Collected data entries:
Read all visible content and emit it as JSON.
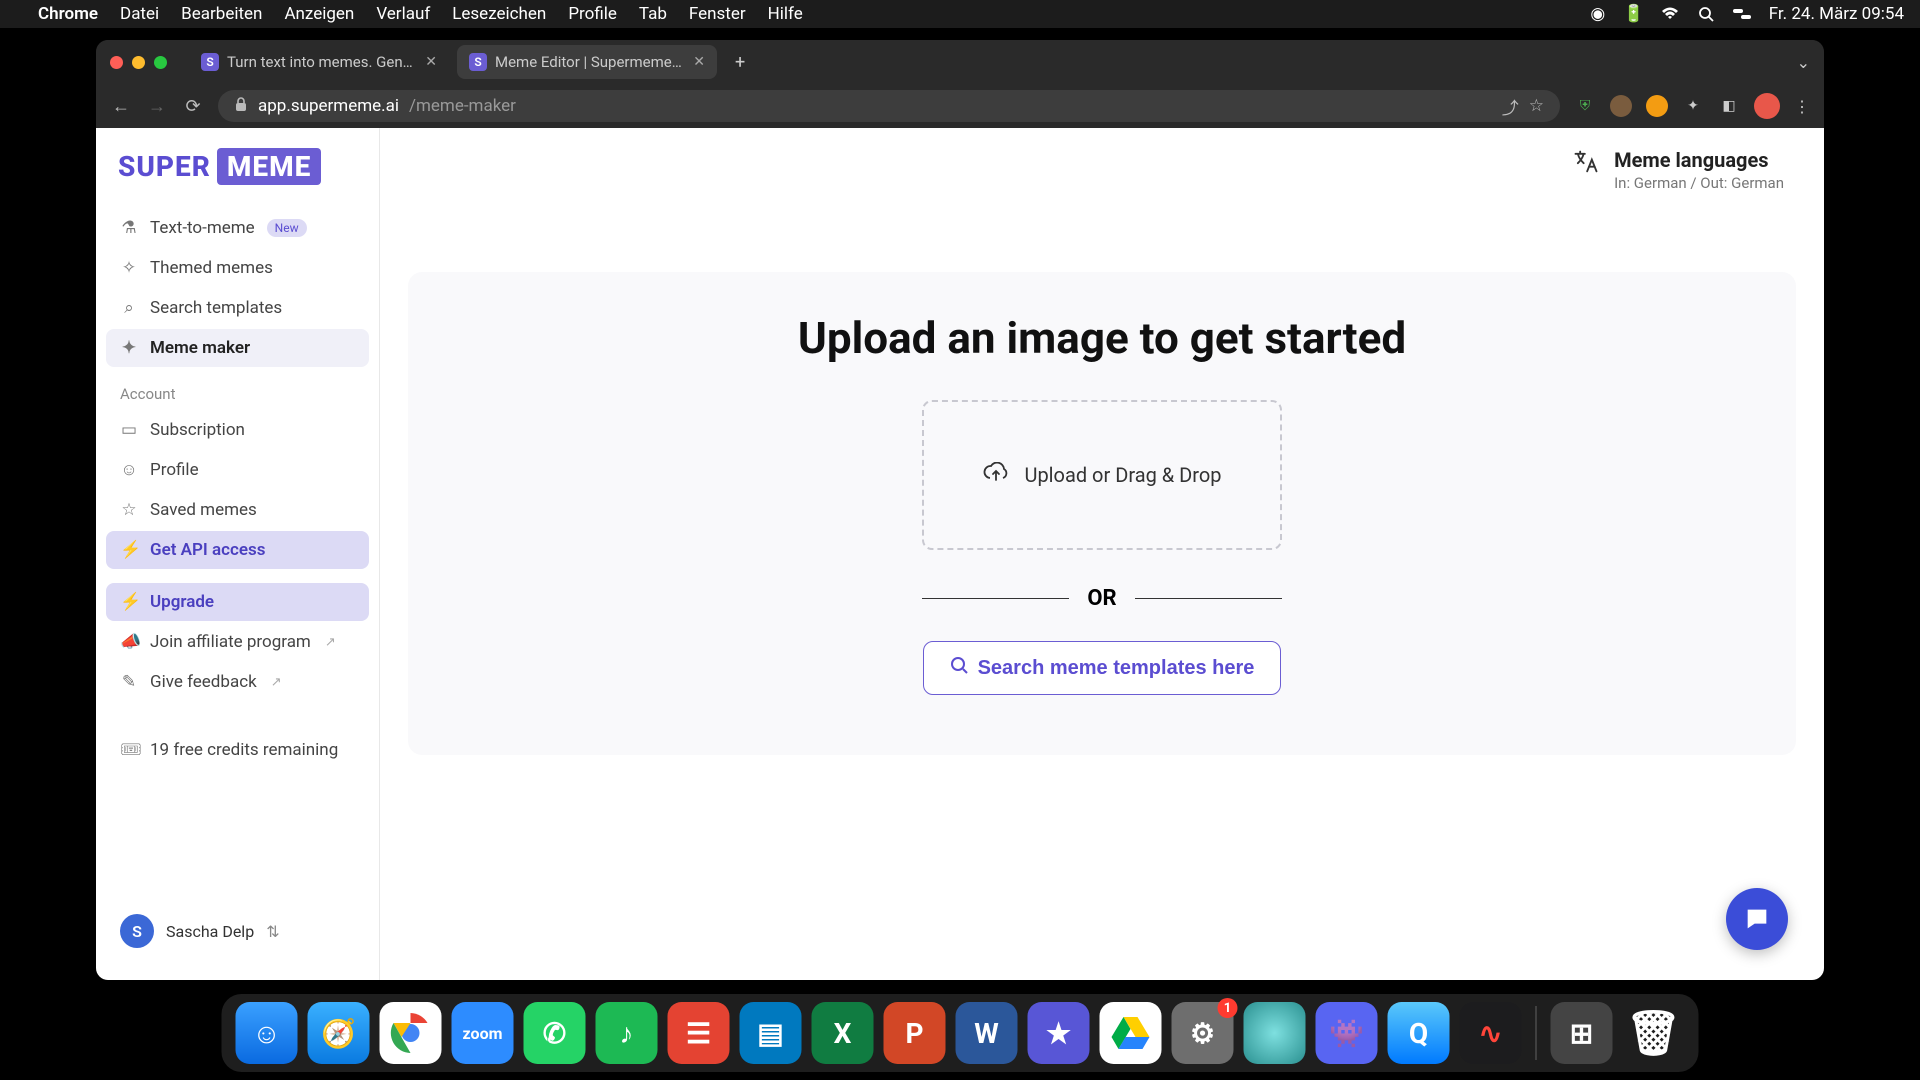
{
  "menubar": {
    "app": "Chrome",
    "items": [
      "Datei",
      "Bearbeiten",
      "Anzeigen",
      "Verlauf",
      "Lesezeichen",
      "Profile",
      "Tab",
      "Fenster",
      "Hilfe"
    ],
    "clock": "Fr. 24. März  09:54"
  },
  "tabs": {
    "tab1": "Turn text into memes. Generat",
    "tab2": "Meme Editor | Supermeme.ai"
  },
  "url": {
    "domain": "app.supermeme.ai",
    "path": "/meme-maker"
  },
  "logo": {
    "super": "SUPER",
    "meme": "MEME"
  },
  "sidebar": {
    "text_to_meme": "Text-to-meme",
    "new_badge": "New",
    "themed": "Themed memes",
    "search_templates": "Search templates",
    "meme_maker": "Meme maker",
    "account_label": "Account",
    "subscription": "Subscription",
    "profile": "Profile",
    "saved": "Saved memes",
    "api": "Get API access",
    "upgrade": "Upgrade",
    "affiliate": "Join affiliate program",
    "feedback": "Give feedback",
    "credits": "19 free credits remaining"
  },
  "lang": {
    "title": "Meme languages",
    "sub": "In: German / Out: German"
  },
  "main": {
    "heading": "Upload an image to get started",
    "drop": "Upload or Drag & Drop",
    "or": "OR",
    "search_btn": "Search meme templates here"
  },
  "user": {
    "initial": "S",
    "name": "Sascha Delp"
  },
  "dock": {
    "badge_settings": "1"
  }
}
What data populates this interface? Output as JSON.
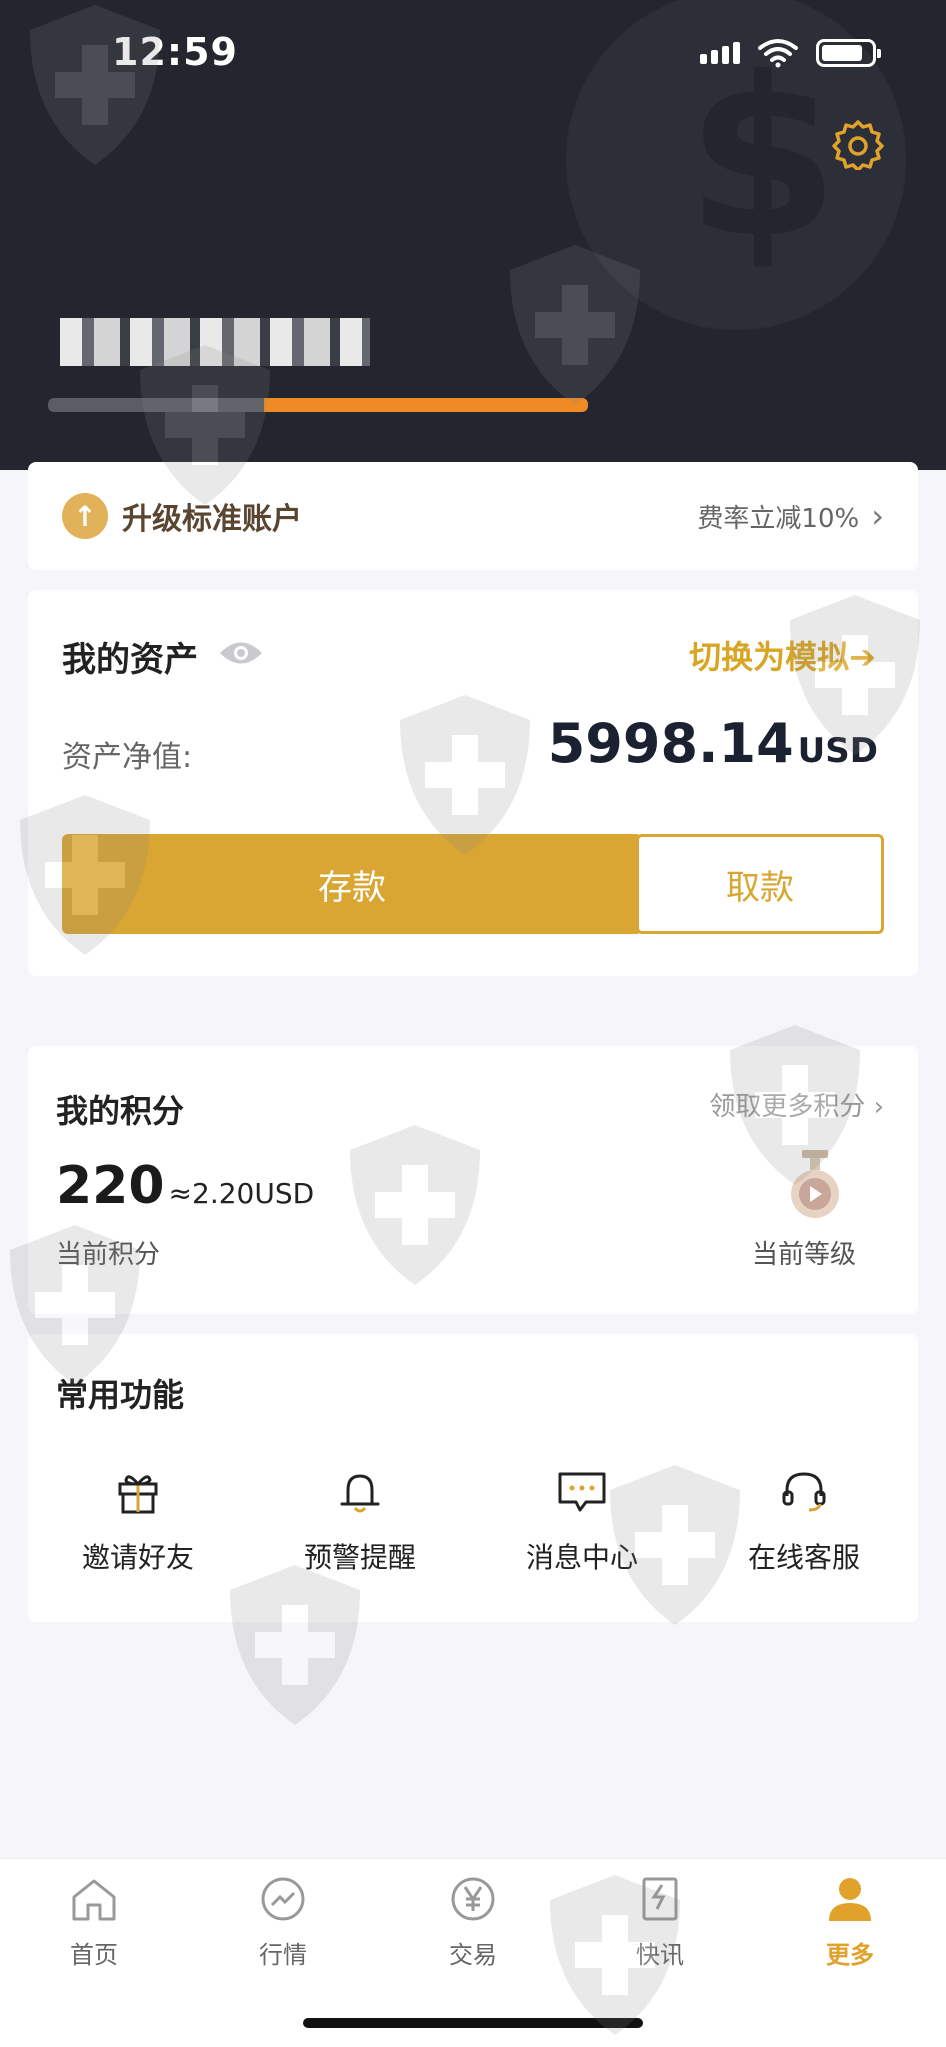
{
  "status_bar": {
    "time": "12:59"
  },
  "upgrade": {
    "title": "升级标准账户",
    "offer": "费率立减10%"
  },
  "assets": {
    "title": "我的资产",
    "switch_label": "切换为模拟➔",
    "net_value_label": "资产净值:",
    "net_value": "5998.14",
    "currency": "USD",
    "deposit_label": "存款",
    "withdraw_label": "取款"
  },
  "points": {
    "title": "我的积分",
    "more_label": "领取更多积分",
    "value": "220",
    "approx": "≈2.20USD",
    "current_points_label": "当前积分",
    "current_level_label": "当前等级"
  },
  "functions": {
    "title": "常用功能",
    "items": [
      {
        "label": "邀请好友",
        "icon": "gift-icon"
      },
      {
        "label": "预警提醒",
        "icon": "bell-icon"
      },
      {
        "label": "消息中心",
        "icon": "message-icon"
      },
      {
        "label": "在线客服",
        "icon": "headset-icon"
      }
    ]
  },
  "tabbar": {
    "items": [
      {
        "label": "首页",
        "icon": "home-icon"
      },
      {
        "label": "行情",
        "icon": "market-icon"
      },
      {
        "label": "交易",
        "icon": "yen-icon"
      },
      {
        "label": "快讯",
        "icon": "news-icon"
      },
      {
        "label": "更多",
        "icon": "person-icon",
        "active": true
      }
    ]
  },
  "colors": {
    "accent": "#d9a533",
    "header_bg": "#23262e",
    "page_bg": "#f6f6fa"
  }
}
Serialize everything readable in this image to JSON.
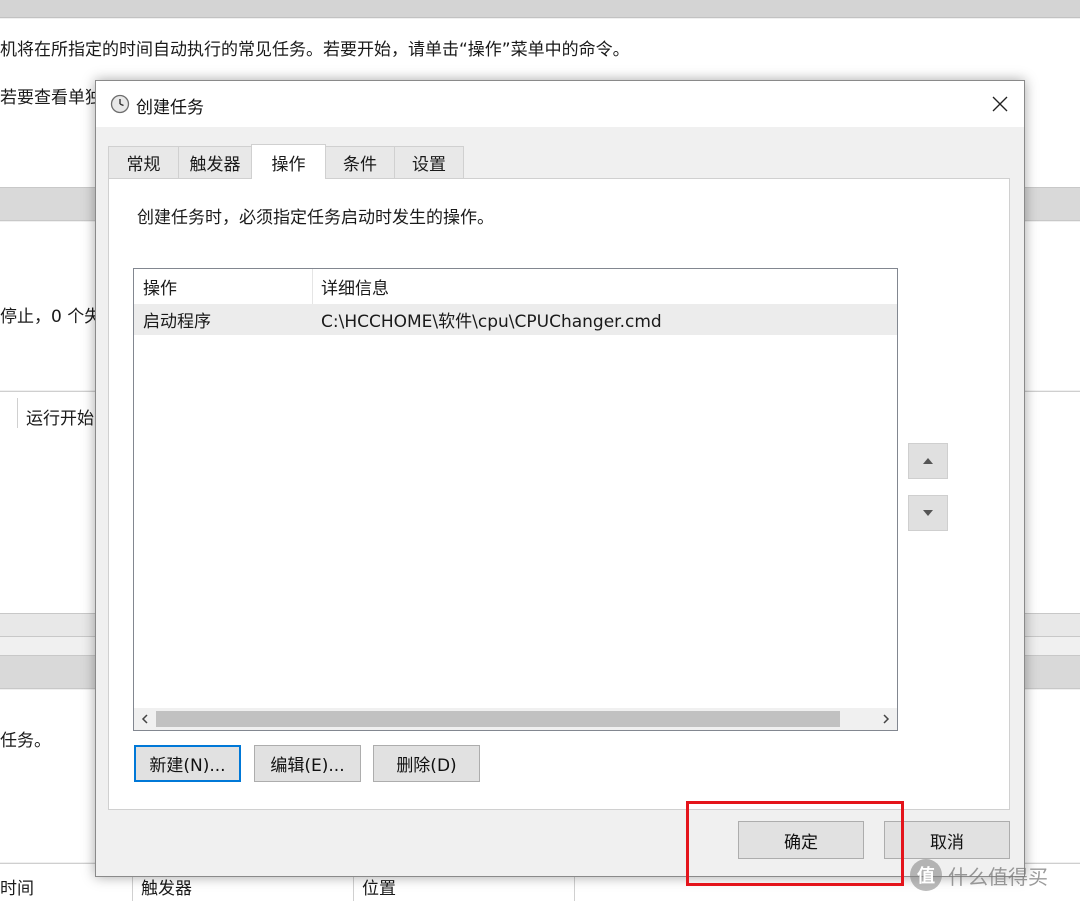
{
  "background": {
    "intro_line1": "机将在所指定的时间自动执行的常见任务。若要开始，请单击“操作”菜单中的命令。",
    "intro_line2": "若要查看单独",
    "status_text": "停止，0 个失",
    "column_run_start": "运行开始",
    "tasks_text": "任务。",
    "col_time": "时间",
    "col_trigger": "触发器",
    "col_location": "位置"
  },
  "dialog": {
    "title": "创建任务",
    "tabs": [
      {
        "label": "常规"
      },
      {
        "label": "触发器"
      },
      {
        "label": "操作",
        "active": true
      },
      {
        "label": "条件"
      },
      {
        "label": "设置"
      }
    ],
    "description": "创建任务时，必须指定任务启动时发生的操作。",
    "list": {
      "columns": [
        "操作",
        "详细信息"
      ],
      "rows": [
        {
          "action": "启动程序",
          "details": "C:\\HCCHOME\\软件\\cpu\\CPUChanger.cmd"
        }
      ]
    },
    "buttons": {
      "new": "新建(N)...",
      "edit": "编辑(E)...",
      "delete": "删除(D)",
      "ok": "确定",
      "cancel": "取消"
    }
  },
  "watermark": {
    "logo": "值",
    "text": "什么值得买"
  },
  "colors": {
    "focus_blue": "#0078d7",
    "highlight_red": "#e4141b"
  }
}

#### Short task
In your copy, repeat each record exactly and include no pictures.

#### Answer to this problem
Read all visible content and emit it as JSON.
{
  "menubar": {
    "app": "Chrome",
    "items": [
      "Datei",
      "Bearbeiten",
      "Anzeigen",
      "Verlauf",
      "Lesezeichen",
      "Profile",
      "Tab",
      "Fenster",
      "Hilfe"
    ],
    "clock": "Fr. 24. März  09:54"
  },
  "tabs": {
    "tab1": "Turn text into memes. Generat",
    "tab2": "Meme Editor | Supermeme.ai"
  },
  "url": {
    "domain": "app.supermeme.ai",
    "path": "/meme-maker"
  },
  "logo": {
    "super": "SUPER",
    "meme": "MEME"
  },
  "sidebar": {
    "text_to_meme": "Text-to-meme",
    "new_badge": "New",
    "themed": "Themed memes",
    "search_templates": "Search templates",
    "meme_maker": "Meme maker",
    "account_label": "Account",
    "subscription": "Subscription",
    "profile": "Profile",
    "saved": "Saved memes",
    "api": "Get API access",
    "upgrade": "Upgrade",
    "affiliate": "Join affiliate program",
    "feedback": "Give feedback",
    "credits": "19 free credits remaining"
  },
  "lang": {
    "title": "Meme languages",
    "sub": "In: German / Out: German"
  },
  "main": {
    "heading": "Upload an image to get started",
    "drop": "Upload or Drag & Drop",
    "or": "OR",
    "search_btn": "Search meme templates here"
  },
  "user": {
    "initial": "S",
    "name": "Sascha Delp"
  },
  "dock": {
    "badge_settings": "1"
  }
}
What data populates this interface? Output as JSON.
{
  "status_bar": {
    "time": "12:59"
  },
  "upgrade": {
    "title": "升级标准账户",
    "offer": "费率立减10%"
  },
  "assets": {
    "title": "我的资产",
    "switch_label": "切换为模拟➔",
    "net_value_label": "资产净值:",
    "net_value": "5998.14",
    "currency": "USD",
    "deposit_label": "存款",
    "withdraw_label": "取款"
  },
  "points": {
    "title": "我的积分",
    "more_label": "领取更多积分",
    "value": "220",
    "approx": "≈2.20USD",
    "current_points_label": "当前积分",
    "current_level_label": "当前等级"
  },
  "functions": {
    "title": "常用功能",
    "items": [
      {
        "label": "邀请好友",
        "icon": "gift-icon"
      },
      {
        "label": "预警提醒",
        "icon": "bell-icon"
      },
      {
        "label": "消息中心",
        "icon": "message-icon"
      },
      {
        "label": "在线客服",
        "icon": "headset-icon"
      }
    ]
  },
  "tabbar": {
    "items": [
      {
        "label": "首页",
        "icon": "home-icon"
      },
      {
        "label": "行情",
        "icon": "market-icon"
      },
      {
        "label": "交易",
        "icon": "yen-icon"
      },
      {
        "label": "快讯",
        "icon": "news-icon"
      },
      {
        "label": "更多",
        "icon": "person-icon",
        "active": true
      }
    ]
  },
  "colors": {
    "accent": "#d9a533",
    "header_bg": "#23262e",
    "page_bg": "#f6f6fa"
  }
}
Serialize everything readable in this image to JSON.
{
  "background": {
    "intro_line1": "机将在所指定的时间自动执行的常见任务。若要开始，请单击“操作”菜单中的命令。",
    "intro_line2": "若要查看单独",
    "status_text": "停止，0 个失",
    "column_run_start": "运行开始",
    "tasks_text": "任务。",
    "col_time": "时间",
    "col_trigger": "触发器",
    "col_location": "位置"
  },
  "dialog": {
    "title": "创建任务",
    "tabs": [
      {
        "label": "常规"
      },
      {
        "label": "触发器"
      },
      {
        "label": "操作",
        "active": true
      },
      {
        "label": "条件"
      },
      {
        "label": "设置"
      }
    ],
    "description": "创建任务时，必须指定任务启动时发生的操作。",
    "list": {
      "columns": [
        "操作",
        "详细信息"
      ],
      "rows": [
        {
          "action": "启动程序",
          "details": "C:\\HCCHOME\\软件\\cpu\\CPUChanger.cmd"
        }
      ]
    },
    "buttons": {
      "new": "新建(N)...",
      "edit": "编辑(E)...",
      "delete": "删除(D)",
      "ok": "确定",
      "cancel": "取消"
    }
  },
  "watermark": {
    "logo": "值",
    "text": "什么值得买"
  },
  "colors": {
    "focus_blue": "#0078d7",
    "highlight_red": "#e4141b"
  }
}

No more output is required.